◆ WHAT TO PRODUCE ◆
Copy the items below word for word, starting with their first line and going on through the line containing "row-name: Απόδειξη Λιανικής/Δελτίο Αποσ...: [232, 616, 512, 638]".
=== SUPPLIED DATA ===
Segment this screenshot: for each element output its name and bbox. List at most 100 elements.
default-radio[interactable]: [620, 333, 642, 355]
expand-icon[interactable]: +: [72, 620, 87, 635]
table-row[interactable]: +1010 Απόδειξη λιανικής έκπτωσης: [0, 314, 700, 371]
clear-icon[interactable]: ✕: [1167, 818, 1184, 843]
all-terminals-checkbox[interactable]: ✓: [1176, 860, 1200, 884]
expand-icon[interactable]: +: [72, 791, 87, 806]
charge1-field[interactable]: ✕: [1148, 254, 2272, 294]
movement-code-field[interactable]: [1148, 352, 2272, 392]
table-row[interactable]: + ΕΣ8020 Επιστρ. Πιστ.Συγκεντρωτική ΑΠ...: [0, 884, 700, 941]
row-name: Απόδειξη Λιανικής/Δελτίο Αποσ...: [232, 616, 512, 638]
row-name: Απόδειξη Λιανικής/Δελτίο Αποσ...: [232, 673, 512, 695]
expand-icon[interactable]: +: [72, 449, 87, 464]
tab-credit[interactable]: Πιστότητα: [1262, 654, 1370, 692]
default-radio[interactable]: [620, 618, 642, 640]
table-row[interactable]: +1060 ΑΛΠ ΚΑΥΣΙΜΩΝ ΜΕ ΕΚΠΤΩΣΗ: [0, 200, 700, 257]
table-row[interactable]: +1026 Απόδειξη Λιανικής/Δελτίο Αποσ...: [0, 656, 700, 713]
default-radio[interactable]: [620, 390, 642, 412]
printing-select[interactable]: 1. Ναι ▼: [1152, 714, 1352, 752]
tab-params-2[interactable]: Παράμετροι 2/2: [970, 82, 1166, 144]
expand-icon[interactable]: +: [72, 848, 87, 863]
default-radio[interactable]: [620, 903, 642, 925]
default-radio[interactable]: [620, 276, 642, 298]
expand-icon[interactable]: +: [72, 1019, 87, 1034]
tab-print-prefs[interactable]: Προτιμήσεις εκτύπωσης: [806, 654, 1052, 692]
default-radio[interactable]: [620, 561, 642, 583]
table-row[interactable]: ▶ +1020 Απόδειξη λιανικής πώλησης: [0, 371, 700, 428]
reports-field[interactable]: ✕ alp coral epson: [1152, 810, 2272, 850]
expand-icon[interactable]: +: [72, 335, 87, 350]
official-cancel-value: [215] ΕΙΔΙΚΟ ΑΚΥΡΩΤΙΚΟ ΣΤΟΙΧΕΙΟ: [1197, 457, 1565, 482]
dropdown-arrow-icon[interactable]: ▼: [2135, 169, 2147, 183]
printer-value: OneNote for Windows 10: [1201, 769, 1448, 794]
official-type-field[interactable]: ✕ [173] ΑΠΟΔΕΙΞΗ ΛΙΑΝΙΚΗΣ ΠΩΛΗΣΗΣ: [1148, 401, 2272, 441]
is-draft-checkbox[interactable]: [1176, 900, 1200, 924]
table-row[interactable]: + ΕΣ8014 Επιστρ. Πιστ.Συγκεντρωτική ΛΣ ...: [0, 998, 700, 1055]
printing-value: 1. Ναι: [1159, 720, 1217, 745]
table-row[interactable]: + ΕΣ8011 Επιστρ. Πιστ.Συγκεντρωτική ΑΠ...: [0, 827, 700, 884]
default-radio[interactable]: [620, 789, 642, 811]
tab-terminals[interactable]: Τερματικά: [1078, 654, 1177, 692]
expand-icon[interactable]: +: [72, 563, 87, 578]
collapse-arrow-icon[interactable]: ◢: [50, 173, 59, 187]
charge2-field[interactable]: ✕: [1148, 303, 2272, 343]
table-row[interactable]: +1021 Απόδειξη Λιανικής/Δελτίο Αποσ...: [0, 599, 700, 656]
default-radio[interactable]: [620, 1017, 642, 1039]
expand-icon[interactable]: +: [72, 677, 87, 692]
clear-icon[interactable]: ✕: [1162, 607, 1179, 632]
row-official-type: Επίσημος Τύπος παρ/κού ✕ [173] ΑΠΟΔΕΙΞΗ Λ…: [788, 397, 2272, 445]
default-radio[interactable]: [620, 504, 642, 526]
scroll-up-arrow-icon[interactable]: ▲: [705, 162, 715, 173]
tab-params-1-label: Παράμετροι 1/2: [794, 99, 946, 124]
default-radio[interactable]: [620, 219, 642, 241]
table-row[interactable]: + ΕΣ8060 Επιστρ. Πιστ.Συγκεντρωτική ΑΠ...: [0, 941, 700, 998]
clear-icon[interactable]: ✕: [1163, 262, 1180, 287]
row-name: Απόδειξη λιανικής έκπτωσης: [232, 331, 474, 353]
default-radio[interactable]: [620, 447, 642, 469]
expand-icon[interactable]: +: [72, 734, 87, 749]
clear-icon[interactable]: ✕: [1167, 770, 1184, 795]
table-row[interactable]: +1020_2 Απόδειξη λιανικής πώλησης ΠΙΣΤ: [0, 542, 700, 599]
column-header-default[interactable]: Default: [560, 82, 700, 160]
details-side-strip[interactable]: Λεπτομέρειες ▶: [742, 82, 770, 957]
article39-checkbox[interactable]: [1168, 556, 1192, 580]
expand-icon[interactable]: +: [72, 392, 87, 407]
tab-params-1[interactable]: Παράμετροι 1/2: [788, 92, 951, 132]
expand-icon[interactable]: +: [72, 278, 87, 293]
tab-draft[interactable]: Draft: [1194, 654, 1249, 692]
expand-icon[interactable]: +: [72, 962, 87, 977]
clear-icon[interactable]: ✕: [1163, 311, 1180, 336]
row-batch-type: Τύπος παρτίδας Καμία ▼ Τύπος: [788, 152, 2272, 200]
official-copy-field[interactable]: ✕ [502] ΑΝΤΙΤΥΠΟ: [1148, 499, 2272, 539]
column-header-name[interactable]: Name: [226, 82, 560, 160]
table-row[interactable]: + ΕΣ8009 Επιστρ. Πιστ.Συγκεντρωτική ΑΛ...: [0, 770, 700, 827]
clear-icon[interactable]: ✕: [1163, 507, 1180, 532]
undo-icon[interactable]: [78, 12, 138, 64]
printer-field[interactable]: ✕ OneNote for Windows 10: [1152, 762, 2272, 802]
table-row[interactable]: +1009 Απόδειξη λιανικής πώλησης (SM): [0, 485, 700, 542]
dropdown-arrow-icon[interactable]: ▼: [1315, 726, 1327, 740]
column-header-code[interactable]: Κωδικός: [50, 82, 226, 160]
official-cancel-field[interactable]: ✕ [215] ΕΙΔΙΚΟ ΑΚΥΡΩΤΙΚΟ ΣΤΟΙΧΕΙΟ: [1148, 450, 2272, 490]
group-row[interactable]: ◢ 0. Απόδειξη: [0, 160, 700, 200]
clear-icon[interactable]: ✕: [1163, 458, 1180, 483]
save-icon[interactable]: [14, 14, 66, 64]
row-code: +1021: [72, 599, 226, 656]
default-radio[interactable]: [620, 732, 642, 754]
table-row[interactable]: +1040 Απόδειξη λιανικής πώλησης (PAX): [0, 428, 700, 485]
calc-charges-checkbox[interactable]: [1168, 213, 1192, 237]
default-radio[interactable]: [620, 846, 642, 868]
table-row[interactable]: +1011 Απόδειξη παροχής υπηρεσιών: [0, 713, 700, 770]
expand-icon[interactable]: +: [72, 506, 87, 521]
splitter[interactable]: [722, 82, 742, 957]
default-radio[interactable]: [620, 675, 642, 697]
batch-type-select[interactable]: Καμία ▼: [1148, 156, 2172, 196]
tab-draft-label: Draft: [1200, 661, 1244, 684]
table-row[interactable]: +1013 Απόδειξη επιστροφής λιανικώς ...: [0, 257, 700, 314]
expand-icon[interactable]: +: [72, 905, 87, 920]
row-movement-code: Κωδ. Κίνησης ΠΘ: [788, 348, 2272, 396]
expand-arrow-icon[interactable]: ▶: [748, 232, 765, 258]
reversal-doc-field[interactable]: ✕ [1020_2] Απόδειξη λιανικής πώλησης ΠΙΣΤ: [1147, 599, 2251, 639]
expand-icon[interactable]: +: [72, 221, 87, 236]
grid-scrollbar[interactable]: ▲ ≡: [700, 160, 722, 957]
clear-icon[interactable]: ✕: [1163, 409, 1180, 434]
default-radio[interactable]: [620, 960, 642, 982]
===
◆ FINISHED EXERCISE ◆
Segment this screenshot: for each element output its name and bbox. List at most 100 elements.
default-radio[interactable]: [620, 333, 642, 355]
expand-icon[interactable]: +: [72, 620, 87, 635]
table-row[interactable]: +1010 Απόδειξη λιανικής έκπτωσης: [0, 314, 700, 371]
clear-icon[interactable]: ✕: [1167, 818, 1184, 843]
all-terminals-checkbox[interactable]: ✓: [1176, 860, 1200, 884]
expand-icon[interactable]: +: [72, 791, 87, 806]
charge1-field[interactable]: ✕: [1148, 254, 2272, 294]
movement-code-field[interactable]: [1148, 352, 2272, 392]
table-row[interactable]: + ΕΣ8020 Επιστρ. Πιστ.Συγκεντρωτική ΑΠ...: [0, 884, 700, 941]
row-name: Απόδειξη Λιανικής/Δελτίο Αποσ...: [232, 616, 512, 638]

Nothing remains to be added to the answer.